▶ **DATASET EXTRACT**:
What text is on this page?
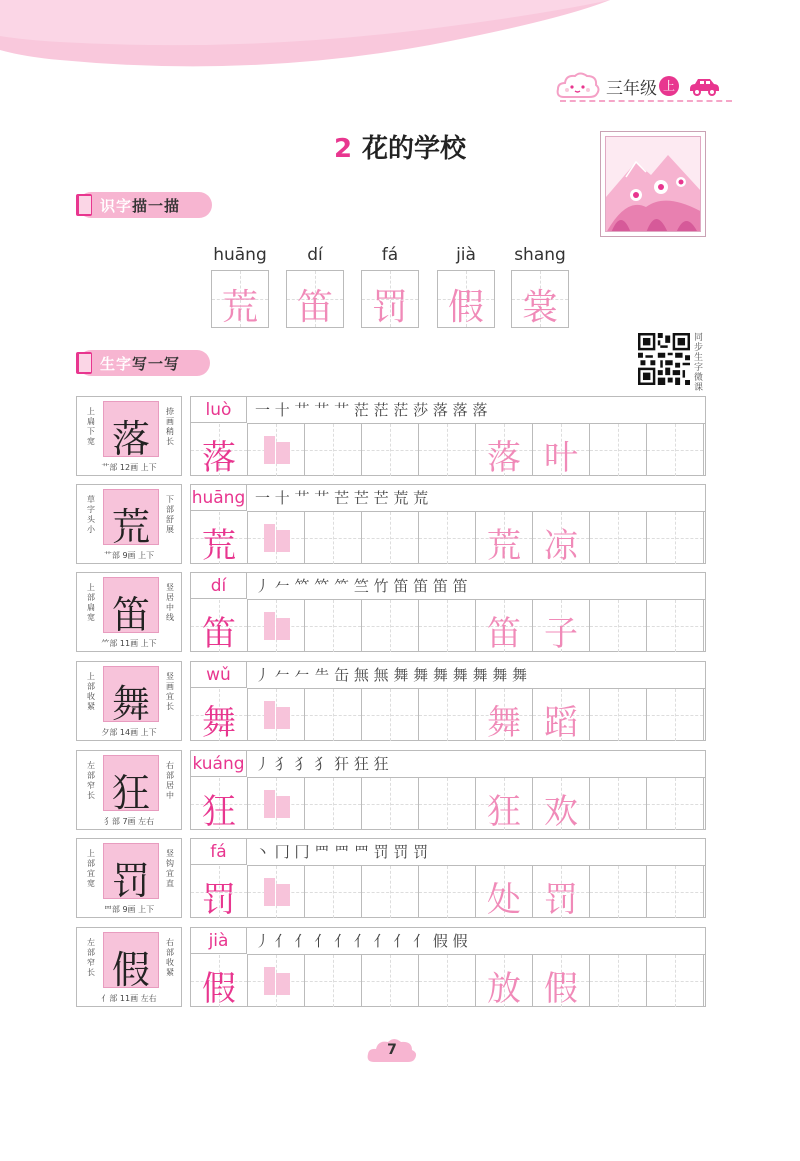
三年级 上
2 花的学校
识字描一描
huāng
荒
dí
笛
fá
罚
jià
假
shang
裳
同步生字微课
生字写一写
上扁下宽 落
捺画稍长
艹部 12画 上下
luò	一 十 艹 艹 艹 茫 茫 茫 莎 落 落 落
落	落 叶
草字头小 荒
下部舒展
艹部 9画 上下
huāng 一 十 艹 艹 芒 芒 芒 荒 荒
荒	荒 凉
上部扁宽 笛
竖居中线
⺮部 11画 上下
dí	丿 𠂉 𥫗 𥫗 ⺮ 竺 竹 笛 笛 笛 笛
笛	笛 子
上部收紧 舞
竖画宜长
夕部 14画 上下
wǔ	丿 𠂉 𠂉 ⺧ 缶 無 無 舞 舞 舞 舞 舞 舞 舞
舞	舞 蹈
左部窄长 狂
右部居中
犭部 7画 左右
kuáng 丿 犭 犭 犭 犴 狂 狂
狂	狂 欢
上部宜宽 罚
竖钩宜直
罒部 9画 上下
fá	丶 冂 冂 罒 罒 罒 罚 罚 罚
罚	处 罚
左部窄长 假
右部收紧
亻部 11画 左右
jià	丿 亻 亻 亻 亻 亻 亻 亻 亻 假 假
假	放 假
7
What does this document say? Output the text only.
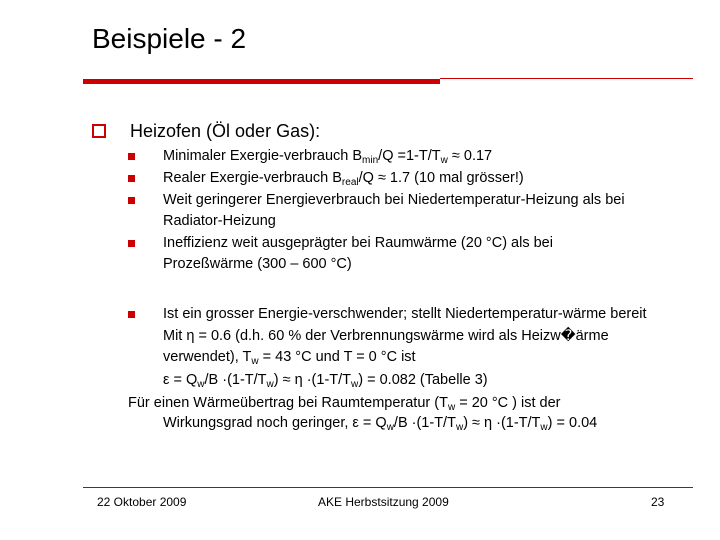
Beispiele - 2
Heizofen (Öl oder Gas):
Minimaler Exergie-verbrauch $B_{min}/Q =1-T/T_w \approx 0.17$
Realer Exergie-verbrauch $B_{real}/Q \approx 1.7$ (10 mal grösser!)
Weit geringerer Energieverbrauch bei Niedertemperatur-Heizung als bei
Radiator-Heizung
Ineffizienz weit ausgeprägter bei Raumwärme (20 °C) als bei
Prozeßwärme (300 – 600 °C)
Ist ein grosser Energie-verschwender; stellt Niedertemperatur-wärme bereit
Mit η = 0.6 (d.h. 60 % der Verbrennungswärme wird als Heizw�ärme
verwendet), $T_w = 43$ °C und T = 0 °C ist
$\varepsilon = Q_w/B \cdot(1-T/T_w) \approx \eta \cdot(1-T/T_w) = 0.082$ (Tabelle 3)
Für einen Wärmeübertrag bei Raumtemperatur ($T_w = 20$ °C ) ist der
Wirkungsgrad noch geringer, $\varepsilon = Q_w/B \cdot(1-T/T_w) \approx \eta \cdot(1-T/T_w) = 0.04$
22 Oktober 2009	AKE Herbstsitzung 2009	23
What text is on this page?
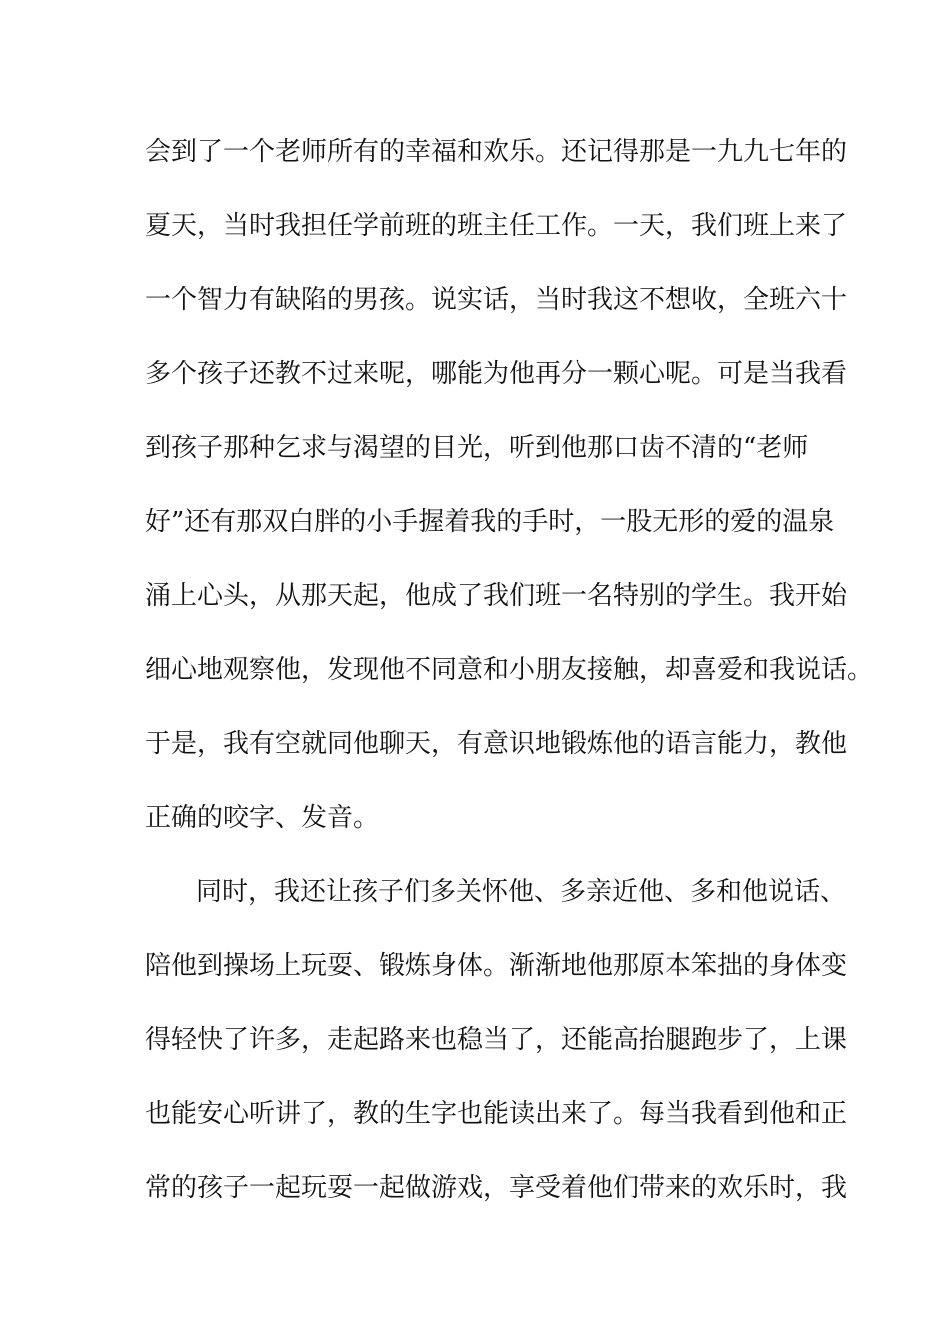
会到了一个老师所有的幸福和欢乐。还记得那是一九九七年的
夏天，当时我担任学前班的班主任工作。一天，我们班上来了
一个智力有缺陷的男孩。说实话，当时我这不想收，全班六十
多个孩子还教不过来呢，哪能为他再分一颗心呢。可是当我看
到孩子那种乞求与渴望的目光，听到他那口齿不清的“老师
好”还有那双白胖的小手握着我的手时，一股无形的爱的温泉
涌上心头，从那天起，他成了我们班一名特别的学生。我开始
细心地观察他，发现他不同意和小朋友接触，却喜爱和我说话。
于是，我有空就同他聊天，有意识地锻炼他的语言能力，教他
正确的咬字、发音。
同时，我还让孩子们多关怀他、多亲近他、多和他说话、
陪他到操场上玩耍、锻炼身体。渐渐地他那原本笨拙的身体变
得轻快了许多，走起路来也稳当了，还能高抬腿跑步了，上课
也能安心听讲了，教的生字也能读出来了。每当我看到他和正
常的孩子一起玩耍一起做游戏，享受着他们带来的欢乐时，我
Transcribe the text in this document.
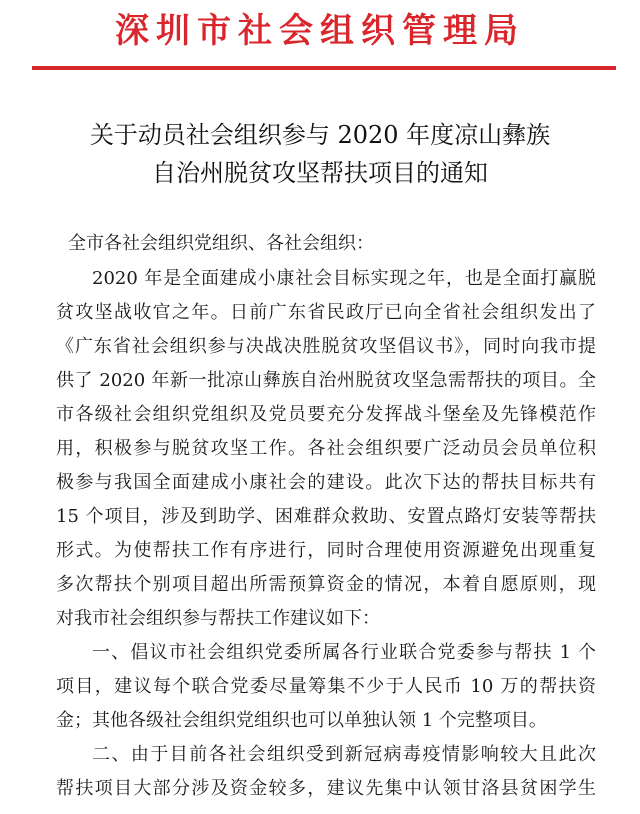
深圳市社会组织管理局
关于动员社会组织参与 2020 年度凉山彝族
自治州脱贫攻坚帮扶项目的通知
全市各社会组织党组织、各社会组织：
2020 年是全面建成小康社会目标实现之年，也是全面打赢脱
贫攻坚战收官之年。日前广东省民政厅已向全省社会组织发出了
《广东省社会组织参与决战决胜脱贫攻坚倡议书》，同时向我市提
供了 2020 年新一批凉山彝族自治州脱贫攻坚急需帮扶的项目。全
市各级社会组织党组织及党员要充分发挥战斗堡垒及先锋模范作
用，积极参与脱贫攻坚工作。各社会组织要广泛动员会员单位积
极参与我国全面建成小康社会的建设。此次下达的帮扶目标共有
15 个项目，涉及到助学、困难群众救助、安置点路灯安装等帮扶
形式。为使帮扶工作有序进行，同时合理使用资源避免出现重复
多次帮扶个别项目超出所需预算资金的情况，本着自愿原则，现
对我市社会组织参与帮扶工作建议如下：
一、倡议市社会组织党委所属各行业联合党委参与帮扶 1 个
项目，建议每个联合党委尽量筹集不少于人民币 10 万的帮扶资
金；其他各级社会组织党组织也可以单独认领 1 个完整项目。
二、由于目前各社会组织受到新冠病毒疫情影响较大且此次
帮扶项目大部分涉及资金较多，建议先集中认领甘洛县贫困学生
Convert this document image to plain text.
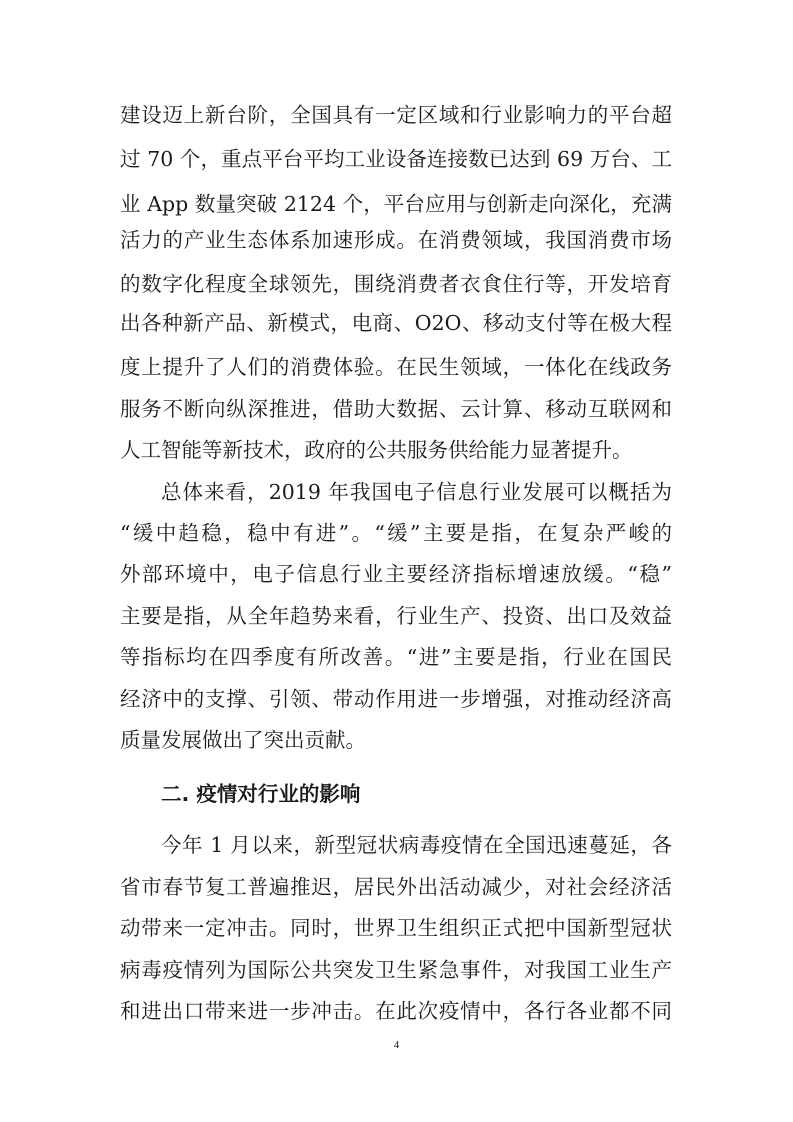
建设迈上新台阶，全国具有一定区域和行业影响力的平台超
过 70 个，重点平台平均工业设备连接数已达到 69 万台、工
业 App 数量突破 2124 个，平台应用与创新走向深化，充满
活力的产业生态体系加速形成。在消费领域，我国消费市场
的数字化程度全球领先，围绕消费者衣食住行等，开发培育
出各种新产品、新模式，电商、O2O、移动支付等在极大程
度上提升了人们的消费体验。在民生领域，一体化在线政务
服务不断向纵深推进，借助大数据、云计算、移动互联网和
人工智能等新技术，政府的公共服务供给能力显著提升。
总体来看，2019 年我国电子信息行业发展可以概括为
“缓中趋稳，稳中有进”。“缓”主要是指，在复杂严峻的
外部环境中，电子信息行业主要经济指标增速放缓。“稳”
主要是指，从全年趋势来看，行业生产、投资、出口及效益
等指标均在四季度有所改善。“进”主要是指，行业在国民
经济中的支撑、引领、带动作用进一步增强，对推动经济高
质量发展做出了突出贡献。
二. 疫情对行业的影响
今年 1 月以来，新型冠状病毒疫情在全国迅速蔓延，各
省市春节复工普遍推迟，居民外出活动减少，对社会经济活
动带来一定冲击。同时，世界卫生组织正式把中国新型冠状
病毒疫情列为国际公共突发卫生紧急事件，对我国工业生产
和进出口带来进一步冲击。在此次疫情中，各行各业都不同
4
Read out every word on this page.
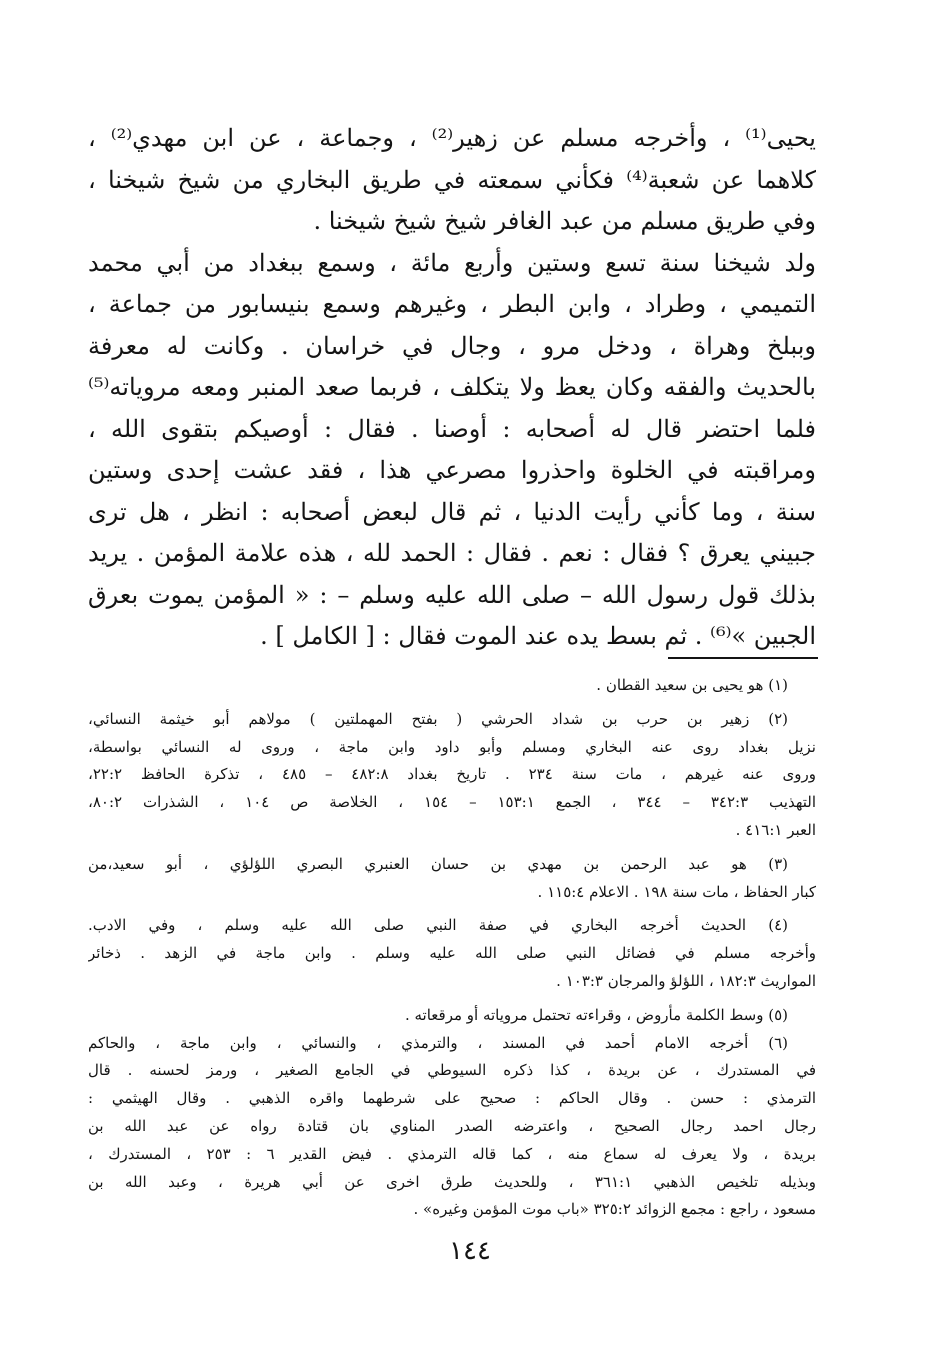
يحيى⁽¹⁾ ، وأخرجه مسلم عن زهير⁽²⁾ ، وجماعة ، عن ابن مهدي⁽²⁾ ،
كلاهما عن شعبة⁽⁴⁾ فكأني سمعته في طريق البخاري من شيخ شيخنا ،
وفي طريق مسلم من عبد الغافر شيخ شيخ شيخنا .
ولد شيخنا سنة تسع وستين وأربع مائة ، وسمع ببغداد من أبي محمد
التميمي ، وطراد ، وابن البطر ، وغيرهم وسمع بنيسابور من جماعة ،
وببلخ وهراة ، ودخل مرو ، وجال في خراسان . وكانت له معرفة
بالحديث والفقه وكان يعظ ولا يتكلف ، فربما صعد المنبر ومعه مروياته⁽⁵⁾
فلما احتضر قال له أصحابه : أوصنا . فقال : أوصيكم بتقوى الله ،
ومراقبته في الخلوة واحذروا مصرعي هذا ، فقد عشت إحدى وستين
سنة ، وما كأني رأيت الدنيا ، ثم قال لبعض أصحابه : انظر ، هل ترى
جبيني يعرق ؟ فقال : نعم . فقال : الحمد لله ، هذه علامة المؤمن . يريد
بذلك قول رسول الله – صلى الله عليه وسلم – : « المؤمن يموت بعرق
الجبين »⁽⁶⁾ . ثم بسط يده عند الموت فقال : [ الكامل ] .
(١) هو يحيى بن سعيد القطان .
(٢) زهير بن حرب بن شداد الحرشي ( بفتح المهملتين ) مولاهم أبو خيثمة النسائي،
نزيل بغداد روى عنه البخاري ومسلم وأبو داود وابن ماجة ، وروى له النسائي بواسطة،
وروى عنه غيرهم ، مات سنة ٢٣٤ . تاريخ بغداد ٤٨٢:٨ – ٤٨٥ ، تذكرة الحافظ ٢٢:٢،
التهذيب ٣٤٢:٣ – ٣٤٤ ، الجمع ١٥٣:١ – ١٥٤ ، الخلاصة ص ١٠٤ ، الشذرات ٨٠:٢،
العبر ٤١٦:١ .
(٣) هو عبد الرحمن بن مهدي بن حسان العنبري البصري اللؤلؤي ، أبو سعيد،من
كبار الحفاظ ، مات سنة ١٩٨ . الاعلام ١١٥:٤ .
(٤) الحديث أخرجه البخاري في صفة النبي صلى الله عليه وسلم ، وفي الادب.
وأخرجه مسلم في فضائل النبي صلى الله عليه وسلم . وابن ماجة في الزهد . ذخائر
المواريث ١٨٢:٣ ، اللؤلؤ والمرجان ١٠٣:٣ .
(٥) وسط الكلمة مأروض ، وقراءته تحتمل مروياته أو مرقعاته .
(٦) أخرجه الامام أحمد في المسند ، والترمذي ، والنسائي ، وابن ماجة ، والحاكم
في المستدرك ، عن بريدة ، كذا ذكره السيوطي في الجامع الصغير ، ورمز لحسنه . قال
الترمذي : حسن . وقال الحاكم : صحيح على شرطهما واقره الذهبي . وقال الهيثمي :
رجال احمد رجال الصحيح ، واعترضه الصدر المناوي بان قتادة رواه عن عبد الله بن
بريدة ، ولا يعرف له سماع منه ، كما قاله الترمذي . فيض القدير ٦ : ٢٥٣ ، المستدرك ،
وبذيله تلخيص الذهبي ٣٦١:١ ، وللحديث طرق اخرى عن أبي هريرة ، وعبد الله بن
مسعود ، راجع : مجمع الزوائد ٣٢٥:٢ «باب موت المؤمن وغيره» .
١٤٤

▶ **WHAT TO DO**: Review the material and copy each line in which the word "Heizung" appears.

▶ **PROBLEM SOLUTION**:
Weit geringerer Energieverbrauch bei Niedertemperatur-Heizung als bei
Radiator-Heizung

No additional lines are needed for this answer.